---------- SUPPLIED DATA

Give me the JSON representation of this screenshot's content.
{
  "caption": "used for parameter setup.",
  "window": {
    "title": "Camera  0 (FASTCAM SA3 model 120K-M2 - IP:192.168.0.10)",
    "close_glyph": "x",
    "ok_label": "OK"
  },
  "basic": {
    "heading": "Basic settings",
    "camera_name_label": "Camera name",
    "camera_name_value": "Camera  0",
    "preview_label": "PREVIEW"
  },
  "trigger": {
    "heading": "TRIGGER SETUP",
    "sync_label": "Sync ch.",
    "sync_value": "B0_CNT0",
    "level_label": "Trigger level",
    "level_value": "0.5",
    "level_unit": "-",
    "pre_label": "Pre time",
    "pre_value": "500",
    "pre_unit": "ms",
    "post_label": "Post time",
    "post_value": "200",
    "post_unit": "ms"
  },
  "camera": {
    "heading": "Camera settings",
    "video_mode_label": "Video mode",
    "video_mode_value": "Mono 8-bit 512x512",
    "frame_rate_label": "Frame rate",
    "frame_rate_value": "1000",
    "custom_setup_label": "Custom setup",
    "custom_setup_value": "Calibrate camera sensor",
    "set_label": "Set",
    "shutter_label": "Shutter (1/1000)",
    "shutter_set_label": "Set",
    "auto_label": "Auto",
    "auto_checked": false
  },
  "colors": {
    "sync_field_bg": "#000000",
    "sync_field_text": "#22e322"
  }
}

--------------------

• _TASK DIRECTIONS_
Extract each line from the listing above, please, and repeat it exactly.

• _RESULT FOR THIS EXERCISE_
Give me the JSON representation of this screenshot's content.
{
  "caption": "used for parameter setup.",
  "window": {
    "title": "Camera  0 (FASTCAM SA3 model 120K-M2 - IP:192.168.0.10)",
    "close_glyph": "x",
    "ok_label": "OK"
  },
  "basic": {
    "heading": "Basic settings",
    "camera_name_label": "Camera name",
    "camera_name_value": "Camera  0",
    "preview_label": "PREVIEW"
  },
  "trigger": {
    "heading": "TRIGGER SETUP",
    "sync_label": "Sync ch.",
    "sync_value": "B0_CNT0",
    "level_label": "Trigger level",
    "level_value": "0.5",
    "level_unit": "-",
    "pre_label": "Pre time",
    "pre_value": "500",
    "pre_unit": "ms",
    "post_label": "Post time",
    "post_value": "200",
    "post_unit": "ms"
  },
  "camera": {
    "heading": "Camera settings",
    "video_mode_label": "Video mode",
    "video_mode_value": "Mono 8-bit 512x512",
    "frame_rate_label": "Frame rate",
    "frame_rate_value": "1000",
    "custom_setup_label": "Custom setup",
    "custom_setup_value": "Calibrate camera sensor",
    "set_label": "Set",
    "shutter_label": "Shutter (1/1000)",
    "shutter_set_label": "Set",
    "auto_label": "Auto",
    "auto_checked": false
  },
  "colors": {
    "sync_field_bg": "#000000",
    "sync_field_text": "#22e322"
  }
}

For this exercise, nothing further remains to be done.